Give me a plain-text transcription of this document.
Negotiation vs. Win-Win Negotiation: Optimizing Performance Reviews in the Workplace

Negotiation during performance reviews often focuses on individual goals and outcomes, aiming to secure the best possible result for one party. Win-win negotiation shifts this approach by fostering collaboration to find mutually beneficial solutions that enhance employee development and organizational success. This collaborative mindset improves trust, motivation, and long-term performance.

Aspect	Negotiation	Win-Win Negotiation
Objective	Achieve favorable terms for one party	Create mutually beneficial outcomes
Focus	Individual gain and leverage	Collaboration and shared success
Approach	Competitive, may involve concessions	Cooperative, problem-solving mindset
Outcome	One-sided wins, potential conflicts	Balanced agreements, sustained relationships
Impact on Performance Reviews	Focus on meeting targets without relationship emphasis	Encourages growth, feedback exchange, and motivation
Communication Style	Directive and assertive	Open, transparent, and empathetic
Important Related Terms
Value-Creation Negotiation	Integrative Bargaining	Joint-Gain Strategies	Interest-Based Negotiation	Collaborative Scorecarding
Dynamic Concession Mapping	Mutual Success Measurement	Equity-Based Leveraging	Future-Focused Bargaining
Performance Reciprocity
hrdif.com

**WHAT TO WORK ON:** Extract each line from the listing above, please, and repeat it exactly.

**TASK ANSWER:**
Give me a plain-text transcription of this document.
Negotiation vs. Win-Win Negotiation: Optimizing Performance Reviews in the Workplace

Negotiation during performance reviews often focuses on individual goals and outcomes, aiming to secure the best possible result for one party. Win-win negotiation shifts this approach by fostering collaboration to find mutually beneficial solutions that enhance employee development and organizational success. This collaborative mindset improves trust, motivation, and long-term performance.

Aspect	Negotiation	Win-Win Negotiation
Objective	Achieve favorable terms for one party	Create mutually beneficial outcomes
Focus	Individual gain and leverage	Collaboration and shared success
Approach	Competitive, may involve concessions	Cooperative, problem-solving mindset
Outcome	One-sided wins, potential conflicts	Balanced agreements, sustained relationships
Impact on Performance Reviews	Focus on meeting targets without relationship emphasis	Encourages growth, feedback exchange, and motivation
Communication Style	Directive and assertive	Open, transparent, and empathetic
Important Related Terms
Value-Creation Negotiation	Integrative Bargaining	Joint-Gain Strategies	Interest-Based Negotiation	Collaborative Scorecarding
Dynamic Concession Mapping	Mutual Success Measurement	Equity-Based Leveraging	Future-Focused Bargaining
Performance Reciprocity
hrdif.com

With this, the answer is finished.